◆ Data rows
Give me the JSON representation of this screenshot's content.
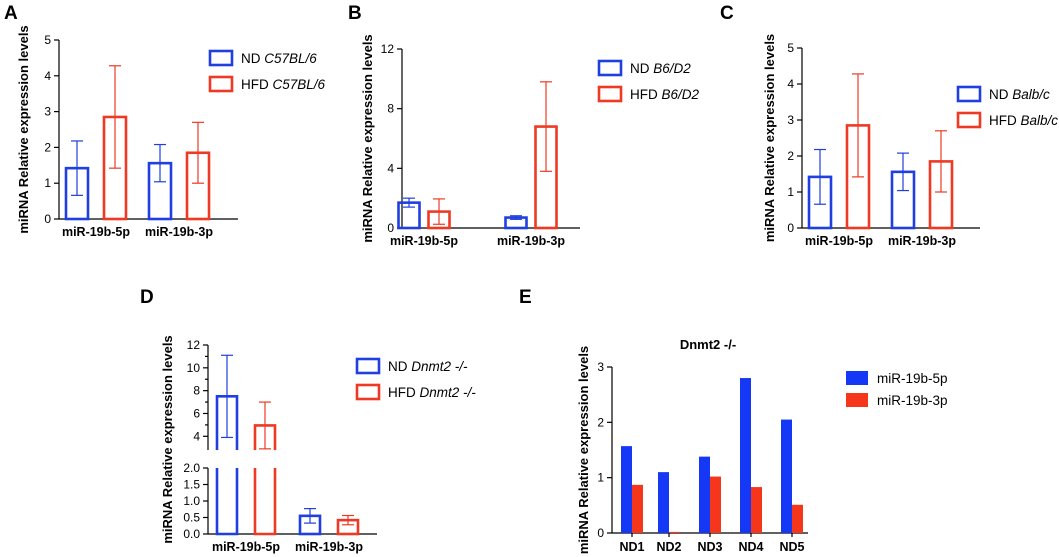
{
  "colors": {
    "nd": "#1f3fe0",
    "hfd": "#ee3a24",
    "blue_fill": "#1438f5",
    "red_fill": "#f5361b"
  },
  "chart_data": [
    {
      "panel": "A",
      "type": "bar",
      "ylabel": "miRNA Relative expression levels",
      "yticks": [
        "0",
        "1",
        "2",
        "3",
        "4",
        "5"
      ],
      "ylim": [
        0,
        5
      ],
      "categories": [
        "miR-19b-5p",
        "miR-19b-3p"
      ],
      "series": [
        {
          "name": "ND",
          "name_italic": "C57BL/6",
          "values": [
            1.42,
            1.56
          ],
          "errors": [
            0.76,
            0.52
          ]
        },
        {
          "name": "HFD",
          "name_italic": "C57BL/6",
          "values": [
            2.85,
            1.85
          ],
          "errors": [
            1.43,
            0.85
          ]
        }
      ]
    },
    {
      "panel": "B",
      "type": "bar",
      "ylabel": "miRNA Relative expression levels",
      "yticks": [
        "0",
        "4",
        "8",
        "12"
      ],
      "ylim": [
        0,
        12
      ],
      "categories": [
        "miR-19b-5p",
        "miR-19b-3p"
      ],
      "series": [
        {
          "name": "ND",
          "name_italic": "B6/D2",
          "values": [
            1.7,
            0.7
          ],
          "errors": [
            0.3,
            0.12
          ]
        },
        {
          "name": "HFD",
          "name_italic": "B6/D2",
          "values": [
            1.1,
            6.8
          ],
          "errors": [
            0.85,
            3.0
          ]
        }
      ]
    },
    {
      "panel": "C",
      "type": "bar",
      "ylabel": "miRNA Relative expression levels",
      "yticks": [
        "0",
        "1",
        "2",
        "3",
        "4",
        "5"
      ],
      "ylim": [
        0,
        5
      ],
      "categories": [
        "miR-19b-5p",
        "miR-19b-3p"
      ],
      "series": [
        {
          "name": "ND",
          "name_italic": "Balb/c",
          "values": [
            1.42,
            1.56
          ],
          "errors": [
            0.76,
            0.52
          ]
        },
        {
          "name": "HFD",
          "name_italic": "Balb/c",
          "values": [
            2.85,
            1.85
          ],
          "errors": [
            1.43,
            0.85
          ]
        }
      ]
    },
    {
      "panel": "D",
      "type": "bar",
      "broken_axis": true,
      "ylabel": "miRNA Relative expression levels",
      "yticks_upper": [
        "4",
        "6",
        "8",
        "10",
        "12"
      ],
      "ylim_upper": [
        2.8,
        12
      ],
      "yticks_lower": [
        "0.0",
        "0.5",
        "1.0",
        "1.5",
        "2.0"
      ],
      "ylim_lower": [
        0,
        2
      ],
      "categories": [
        "miR-19b-5p",
        "miR-19b-3p"
      ],
      "series": [
        {
          "name": "ND",
          "name_italic": "Dnmt2 -/-",
          "values": [
            7.5,
            0.55
          ],
          "errors": [
            3.6,
            0.22
          ]
        },
        {
          "name": "HFD",
          "name_italic": "Dnmt2 -/-",
          "values": [
            4.95,
            0.42
          ],
          "errors": [
            2.05,
            0.14
          ]
        }
      ]
    },
    {
      "panel": "E",
      "type": "bar",
      "title": "Dnmt2 -/-",
      "ylabel": "miRNA Relative expression levels",
      "yticks": [
        "0",
        "1",
        "2",
        "3"
      ],
      "ylim": [
        0,
        3
      ],
      "categories": [
        "ND1",
        "ND2",
        "ND3",
        "ND4",
        "ND5"
      ],
      "series": [
        {
          "name": "miR-19b-5p",
          "values": [
            1.57,
            1.1,
            1.38,
            2.8,
            2.05
          ]
        },
        {
          "name": "miR-19b-3p",
          "values": [
            0.87,
            0.02,
            1.02,
            0.83,
            0.51
          ]
        }
      ]
    }
  ]
}
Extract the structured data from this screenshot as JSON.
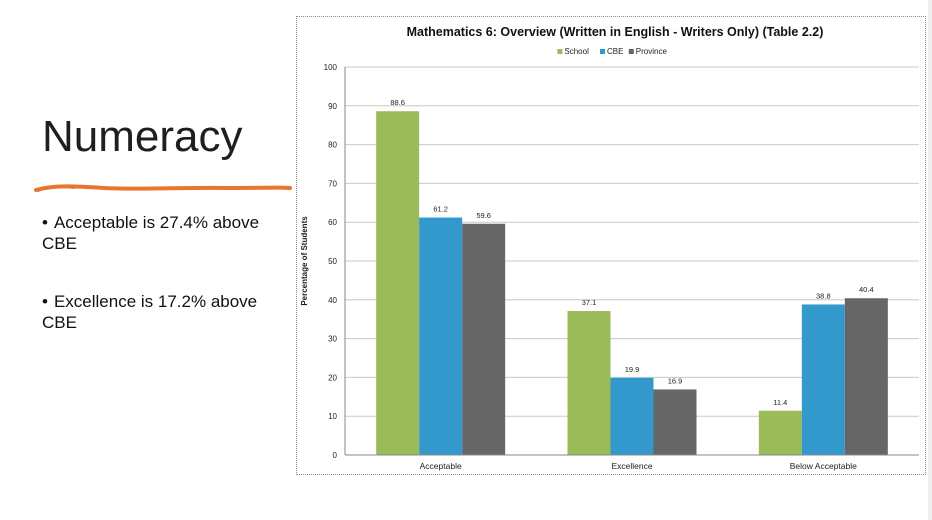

◆ Written exercise
Omit any images, then output the listing exactly.

◆ In response
Give me the JSON representation of this screenshot's content.
{
  "colors": {
    "nd": "#1f3fe0",
    "hfd": "#ee3a24",
    "blue_fill": "#1438f5",
    "red_fill": "#f5361b"
  },
  "chart_data": [
    {
      "panel": "A",
      "type": "bar",
      "ylabel": "miRNA Relative expression levels",
      "yticks": [
        "0",
        "1",
        "2",
        "3",
        "4",
        "5"
      ],
      "ylim": [
        0,
        5
      ],
      "categories": [
        "miR-19b-5p",
        "miR-19b-3p"
      ],
      "series": [
        {
          "name": "ND",
          "name_italic": "C57BL/6",
          "values": [
            1.42,
            1.56
          ],
          "errors": [
            0.76,
            0.52
          ]
        },
        {
          "name": "HFD",
          "name_italic": "C57BL/6",
          "values": [
            2.85,
            1.85
          ],
          "errors": [
            1.43,
            0.85
          ]
        }
      ]
    },
    {
      "panel": "B",
      "type": "bar",
      "ylabel": "miRNA Relative expression levels",
      "yticks": [
        "0",
        "4",
        "8",
        "12"
      ],
      "ylim": [
        0,
        12
      ],
      "categories": [
        "miR-19b-5p",
        "miR-19b-3p"
      ],
      "series": [
        {
          "name": "ND",
          "name_italic": "B6/D2",
          "values": [
            1.7,
            0.7
          ],
          "errors": [
            0.3,
            0.12
          ]
        },
        {
          "name": "HFD",
          "name_italic": "B6/D2",
          "values": [
            1.1,
            6.8
          ],
          "errors": [
            0.85,
            3.0
          ]
        }
      ]
    },
    {
      "panel": "C",
      "type": "bar",
      "ylabel": "miRNA Relative expression levels",
      "yticks": [
        "0",
        "1",
        "2",
        "3",
        "4",
        "5"
      ],
      "ylim": [
        0,
        5
      ],
      "categories": [
        "miR-19b-5p",
        "miR-19b-3p"
      ],
      "series": [
        {
          "name": "ND",
          "name_italic": "Balb/c",
          "values": [
            1.42,
            1.56
          ],
          "errors": [
            0.76,
            0.52
          ]
        },
        {
          "name": "HFD",
          "name_italic": "Balb/c",
          "values": [
            2.85,
            1.85
          ],
          "errors": [
            1.43,
            0.85
          ]
        }
      ]
    },
    {
      "panel": "D",
      "type": "bar",
      "broken_axis": true,
      "ylabel": "miRNA Relative expression levels",
      "yticks_upper": [
        "4",
        "6",
        "8",
        "10",
        "12"
      ],
      "ylim_upper": [
        2.8,
        12
      ],
      "yticks_lower": [
        "0.0",
        "0.5",
        "1.0",
        "1.5",
        "2.0"
      ],
      "ylim_lower": [
        0,
        2
      ],
      "categories": [
        "miR-19b-5p",
        "miR-19b-3p"
      ],
      "series": [
        {
          "name": "ND",
          "name_italic": "Dnmt2 -/-",
          "values": [
            7.5,
            0.55
          ],
          "errors": [
            3.6,
            0.22
          ]
        },
        {
          "name": "HFD",
          "name_italic": "Dnmt2 -/-",
          "values": [
            4.95,
            0.42
          ],
          "errors": [
            2.05,
            0.14
          ]
        }
      ]
    },
    {
      "panel": "E",
      "type": "bar",
      "title": "Dnmt2 -/-",
      "ylabel": "miRNA Relative expression levels",
      "yticks": [
        "0",
        "1",
        "2",
        "3"
      ],
      "ylim": [
        0,
        3
      ],
      "categories": [
        "ND1",
        "ND2",
        "ND3",
        "ND4",
        "ND5"
      ],
      "series": [
        {
          "name": "miR-19b-5p",
          "values": [
            1.57,
            1.1,
            1.38,
            2.8,
            2.05
          ]
        },
        {
          "name": "miR-19b-3p",
          "values": [
            0.87,
            0.02,
            1.02,
            0.83,
            0.51
          ]
        }
      ]
    }
  ]
}
Extract the structured data from this screenshot as JSON.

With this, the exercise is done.